Items listed in a dataset:
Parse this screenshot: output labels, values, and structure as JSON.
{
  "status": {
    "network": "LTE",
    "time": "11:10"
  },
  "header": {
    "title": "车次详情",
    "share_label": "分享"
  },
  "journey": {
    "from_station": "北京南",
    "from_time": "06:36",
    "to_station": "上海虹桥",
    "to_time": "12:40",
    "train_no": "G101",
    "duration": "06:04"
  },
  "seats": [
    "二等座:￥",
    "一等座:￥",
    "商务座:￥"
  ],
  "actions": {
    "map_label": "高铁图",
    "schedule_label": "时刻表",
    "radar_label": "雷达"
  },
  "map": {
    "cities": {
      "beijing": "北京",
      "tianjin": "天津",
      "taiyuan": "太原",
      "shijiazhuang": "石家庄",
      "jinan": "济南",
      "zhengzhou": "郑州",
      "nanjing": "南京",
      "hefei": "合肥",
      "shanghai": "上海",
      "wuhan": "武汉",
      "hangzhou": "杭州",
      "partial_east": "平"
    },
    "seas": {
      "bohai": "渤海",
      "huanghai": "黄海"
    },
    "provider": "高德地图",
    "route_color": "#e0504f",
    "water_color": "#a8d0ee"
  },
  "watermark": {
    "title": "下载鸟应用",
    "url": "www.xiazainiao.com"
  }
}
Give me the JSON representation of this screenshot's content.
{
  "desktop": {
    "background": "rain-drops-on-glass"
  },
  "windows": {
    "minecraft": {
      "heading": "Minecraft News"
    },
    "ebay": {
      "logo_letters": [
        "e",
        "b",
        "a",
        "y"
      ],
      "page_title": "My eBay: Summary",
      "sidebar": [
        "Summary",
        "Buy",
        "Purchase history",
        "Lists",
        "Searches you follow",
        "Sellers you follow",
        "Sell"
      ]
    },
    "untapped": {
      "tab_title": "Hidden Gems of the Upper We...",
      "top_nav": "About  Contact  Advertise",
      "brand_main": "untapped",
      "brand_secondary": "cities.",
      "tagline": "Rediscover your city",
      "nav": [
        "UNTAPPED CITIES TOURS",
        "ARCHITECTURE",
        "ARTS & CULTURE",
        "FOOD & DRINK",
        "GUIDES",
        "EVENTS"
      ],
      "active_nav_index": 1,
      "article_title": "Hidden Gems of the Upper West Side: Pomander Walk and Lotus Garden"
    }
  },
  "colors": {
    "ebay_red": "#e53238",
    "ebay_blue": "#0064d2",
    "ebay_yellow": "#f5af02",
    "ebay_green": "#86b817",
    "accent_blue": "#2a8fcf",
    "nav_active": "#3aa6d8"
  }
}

Written exercise: Reproduce the listing above verbatim, from first line to last.

Solved problem:
Parse this screenshot: output labels, values, and structure as JSON.
{
  "status": {
    "network": "LTE",
    "time": "11:10"
  },
  "header": {
    "title": "车次详情",
    "share_label": "分享"
  },
  "journey": {
    "from_station": "北京南",
    "from_time": "06:36",
    "to_station": "上海虹桥",
    "to_time": "12:40",
    "train_no": "G101",
    "duration": "06:04"
  },
  "seats": [
    "二等座:￥",
    "一等座:￥",
    "商务座:￥"
  ],
  "actions": {
    "map_label": "高铁图",
    "schedule_label": "时刻表",
    "radar_label": "雷达"
  },
  "map": {
    "cities": {
      "beijing": "北京",
      "tianjin": "天津",
      "taiyuan": "太原",
      "shijiazhuang": "石家庄",
      "jinan": "济南",
      "zhengzhou": "郑州",
      "nanjing": "南京",
      "hefei": "合肥",
      "shanghai": "上海",
      "wuhan": "武汉",
      "hangzhou": "杭州",
      "partial_east": "平"
    },
    "seas": {
      "bohai": "渤海",
      "huanghai": "黄海"
    },
    "provider": "高德地图",
    "route_color": "#e0504f",
    "water_color": "#a8d0ee"
  },
  "watermark": {
    "title": "下载鸟应用",
    "url": "www.xiazainiao.com"
  }
}
Give me the JSON representation of this screenshot's content.
{
  "desktop": {
    "background": "rain-drops-on-glass"
  },
  "windows": {
    "minecraft": {
      "heading": "Minecraft News"
    },
    "ebay": {
      "logo_letters": [
        "e",
        "b",
        "a",
        "y"
      ],
      "page_title": "My eBay: Summary",
      "sidebar": [
        "Summary",
        "Buy",
        "Purchase history",
        "Lists",
        "Searches you follow",
        "Sellers you follow",
        "Sell"
      ]
    },
    "untapped": {
      "tab_title": "Hidden Gems of the Upper We...",
      "top_nav": "About  Contact  Advertise",
      "brand_main": "untapped",
      "brand_secondary": "cities.",
      "tagline": "Rediscover your city",
      "nav": [
        "UNTAPPED CITIES TOURS",
        "ARCHITECTURE",
        "ARTS & CULTURE",
        "FOOD & DRINK",
        "GUIDES",
        "EVENTS"
      ],
      "active_nav_index": 1,
      "article_title": "Hidden Gems of the Upper West Side: Pomander Walk and Lotus Garden"
    }
  },
  "colors": {
    "ebay_red": "#e53238",
    "ebay_blue": "#0064d2",
    "ebay_yellow": "#f5af02",
    "ebay_green": "#86b817",
    "accent_blue": "#2a8fcf",
    "nav_active": "#3aa6d8"
  }
}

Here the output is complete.